Copy the records below exactly, leaving out every picture.

## The records
>>
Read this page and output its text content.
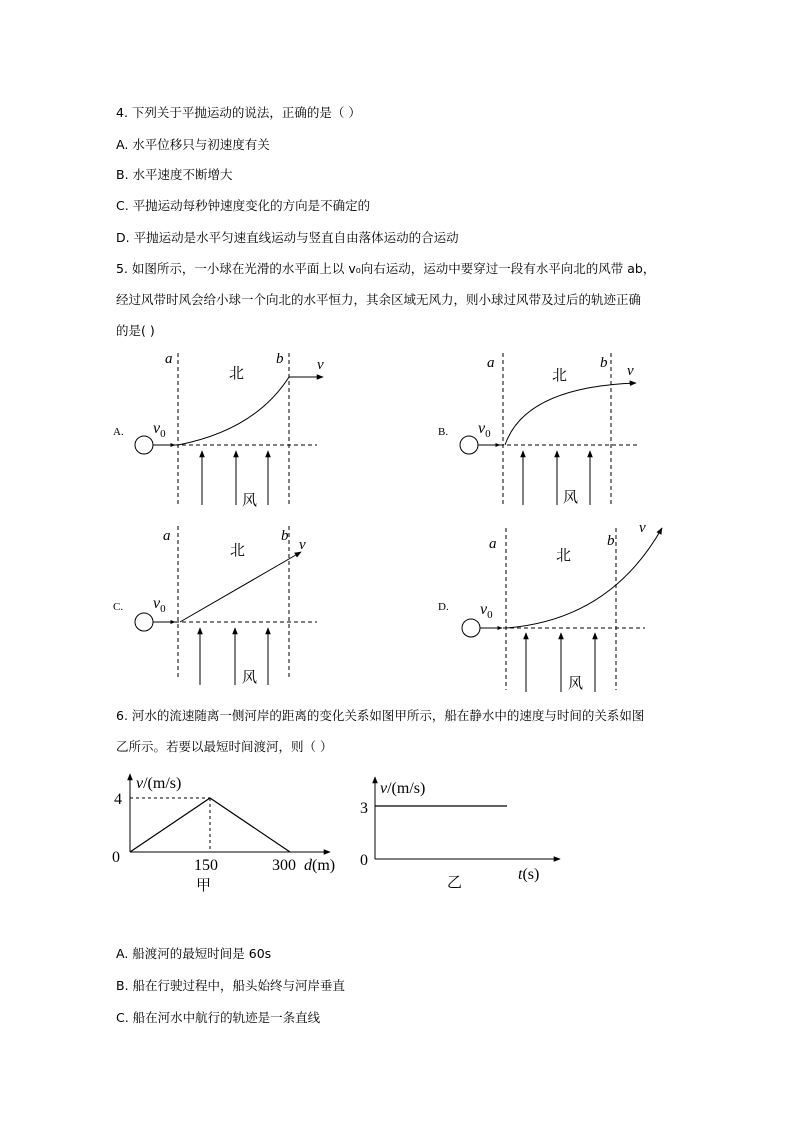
4. 下列关于平抛运动的说法，正确的是（ ）
A. 水平位移只与初速度有关
B. 水平速度不断增大
C. 平抛运动每秒钟速度变化的方向是不确定的
D. 平抛运动是水平匀速直线运动与竖直自由落体运动的合运动
5. 如图所示，一小球在光滑的水平面上以 v₀向右运动，运动中要穿过一段有水平向北的风带 ab，
经过风带时风会给小球一个向北的水平恒力，其余区域无风力，则小球过风带及过后的轨迹正确
的是( )
A. $v_0$
v
a	b
北
风
B. $v_0$
v
a	b
北
风
C. $v_0$
v
a	b
北
风
D. $v_0$
v
a	b
北
风
6. 河水的流速随离一侧河岸的距离的变化关系如图甲所示，船在静水中的速度与时间的关系如图
乙所示。若要以最短时间渡河，则（ ）
v/(m/s)
4
0	150	300 d(m)
甲
v/(m/s)
3
0
t(s)
乙
A. 船渡河的最短时间是 60s
B. 船在行驶过程中，船头始终与河岸垂直
C. 船在河水中航行的轨迹是一条直线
<<
## The solution
Read this page and output its text content.
4. 下列关于平抛运动的说法，正确的是（ ）
A. 水平位移只与初速度有关
B. 水平速度不断增大
C. 平抛运动每秒钟速度变化的方向是不确定的
D. 平抛运动是水平匀速直线运动与竖直自由落体运动的合运动
5. 如图所示，一小球在光滑的水平面上以 v₀向右运动，运动中要穿过一段有水平向北的风带 ab，
经过风带时风会给小球一个向北的水平恒力，其余区域无风力，则小球过风带及过后的轨迹正确
的是( )
A. $v_0$
v
a	b
北
风
B. $v_0$
v
a	b
北
风
C. $v_0$
v
a	b
北
风
D. $v_0$
v
a	b
北
风
6. 河水的流速随离一侧河岸的距离的变化关系如图甲所示，船在静水中的速度与时间的关系如图
乙所示。若要以最短时间渡河，则（ ）
v/(m/s)
4
0	150	300 d(m)
甲
v/(m/s)
3
0
t(s)
乙
A. 船渡河的最短时间是 60s
B. 船在行驶过程中，船头始终与河岸垂直
C. 船在河水中航行的轨迹是一条直线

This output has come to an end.